-- BEGIN --

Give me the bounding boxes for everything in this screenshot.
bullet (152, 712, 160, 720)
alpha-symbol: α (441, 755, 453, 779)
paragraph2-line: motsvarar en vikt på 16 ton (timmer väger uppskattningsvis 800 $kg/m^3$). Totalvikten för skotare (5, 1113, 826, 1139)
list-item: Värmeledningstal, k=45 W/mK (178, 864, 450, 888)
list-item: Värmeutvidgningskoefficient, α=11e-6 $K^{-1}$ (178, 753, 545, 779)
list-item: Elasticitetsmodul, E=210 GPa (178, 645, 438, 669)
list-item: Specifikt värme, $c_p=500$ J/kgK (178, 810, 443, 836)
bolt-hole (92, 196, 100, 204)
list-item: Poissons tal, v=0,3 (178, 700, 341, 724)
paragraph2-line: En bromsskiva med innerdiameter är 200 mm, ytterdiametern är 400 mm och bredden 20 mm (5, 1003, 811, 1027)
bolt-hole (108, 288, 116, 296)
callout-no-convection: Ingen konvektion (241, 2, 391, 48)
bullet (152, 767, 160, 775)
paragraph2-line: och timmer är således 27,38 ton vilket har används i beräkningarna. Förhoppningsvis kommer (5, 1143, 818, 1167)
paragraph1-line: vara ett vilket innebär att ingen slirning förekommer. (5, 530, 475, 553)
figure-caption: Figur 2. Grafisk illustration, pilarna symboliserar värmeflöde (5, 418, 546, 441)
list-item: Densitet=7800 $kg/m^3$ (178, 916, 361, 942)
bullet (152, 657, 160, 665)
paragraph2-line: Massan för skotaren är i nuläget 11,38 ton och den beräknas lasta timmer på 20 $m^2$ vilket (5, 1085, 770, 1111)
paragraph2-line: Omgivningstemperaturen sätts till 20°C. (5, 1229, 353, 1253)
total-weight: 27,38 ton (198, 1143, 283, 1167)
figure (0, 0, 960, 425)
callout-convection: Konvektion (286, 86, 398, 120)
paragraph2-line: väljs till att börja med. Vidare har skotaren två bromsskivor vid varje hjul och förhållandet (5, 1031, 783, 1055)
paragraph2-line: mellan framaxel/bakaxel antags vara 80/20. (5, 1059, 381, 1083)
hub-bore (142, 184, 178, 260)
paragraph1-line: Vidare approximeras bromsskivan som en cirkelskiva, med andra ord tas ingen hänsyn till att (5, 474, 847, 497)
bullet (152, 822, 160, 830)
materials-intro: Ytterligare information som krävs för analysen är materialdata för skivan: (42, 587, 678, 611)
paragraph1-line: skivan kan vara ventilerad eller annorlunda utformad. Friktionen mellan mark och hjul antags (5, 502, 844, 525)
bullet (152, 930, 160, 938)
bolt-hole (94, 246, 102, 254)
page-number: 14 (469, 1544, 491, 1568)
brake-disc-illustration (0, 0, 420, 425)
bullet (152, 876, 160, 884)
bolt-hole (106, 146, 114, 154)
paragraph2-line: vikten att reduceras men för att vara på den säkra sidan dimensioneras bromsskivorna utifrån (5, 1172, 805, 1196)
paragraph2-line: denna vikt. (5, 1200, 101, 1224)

-- END --

Reproduce every one of the lines above verbatim, from the first to the last.

Give me the bounding boxes for everything in this screenshot.
bullet (152, 712, 160, 720)
alpha-symbol: α (441, 755, 453, 779)
paragraph2-line: motsvarar en vikt på 16 ton (timmer väger uppskattningsvis 800 $kg/m^3$). Totalvikten för skotare (5, 1113, 826, 1139)
list-item: Värmeledningstal, k=45 W/mK (178, 864, 450, 888)
list-item: Värmeutvidgningskoefficient, α=11e-6 $K^{-1}$ (178, 753, 545, 779)
list-item: Elasticitetsmodul, E=210 GPa (178, 645, 438, 669)
list-item: Specifikt värme, $c_p=500$ J/kgK (178, 810, 443, 836)
bolt-hole (92, 196, 100, 204)
list-item: Poissons tal, v=0,3 (178, 700, 341, 724)
paragraph2-line: En bromsskiva med innerdiameter är 200 mm, ytterdiametern är 400 mm och bredden 20 mm (5, 1003, 811, 1027)
bolt-hole (108, 288, 116, 296)
callout-no-convection: Ingen konvektion (241, 2, 391, 48)
bullet (152, 767, 160, 775)
paragraph2-line: och timmer är således 27,38 ton vilket har används i beräkningarna. Förhoppningsvis kommer (5, 1143, 818, 1167)
paragraph1-line: vara ett vilket innebär att ingen slirning förekommer. (5, 530, 475, 553)
figure-caption: Figur 2. Grafisk illustration, pilarna symboliserar värmeflöde (5, 418, 546, 441)
list-item: Densitet=7800 $kg/m^3$ (178, 916, 361, 942)
bullet (152, 657, 160, 665)
paragraph2-line: Massan för skotaren är i nuläget 11,38 ton och den beräknas lasta timmer på 20 $m^2$ vilket (5, 1085, 770, 1111)
paragraph2-line: Omgivningstemperaturen sätts till 20°C. (5, 1229, 353, 1253)
total-weight: 27,38 ton (198, 1143, 283, 1167)
figure (0, 0, 960, 425)
callout-convection: Konvektion (286, 86, 398, 120)
paragraph2-line: väljs till att börja med. Vidare har skotaren två bromsskivor vid varje hjul och förhållandet (5, 1031, 783, 1055)
paragraph2-line: mellan framaxel/bakaxel antags vara 80/20. (5, 1059, 381, 1083)
hub-bore (142, 184, 178, 260)
paragraph1-line: Vidare approximeras bromsskivan som en cirkelskiva, med andra ord tas ingen hänsyn till att (5, 474, 847, 497)
bullet (152, 822, 160, 830)
materials-intro: Ytterligare information som krävs för analysen är materialdata för skivan: (42, 587, 678, 611)
paragraph1-line: skivan kan vara ventilerad eller annorlunda utformad. Friktionen mellan mark och hjul antags (5, 502, 844, 525)
bullet (152, 930, 160, 938)
bolt-hole (94, 246, 102, 254)
page-number: 14 (469, 1544, 491, 1568)
brake-disc-illustration (0, 0, 420, 425)
bullet (152, 876, 160, 884)
bolt-hole (106, 146, 114, 154)
paragraph2-line: vikten att reduceras men för att vara på den säkra sidan dimensioneras bromsskivorna utifrån (5, 1172, 805, 1196)
paragraph2-line: denna vikt. (5, 1200, 101, 1224)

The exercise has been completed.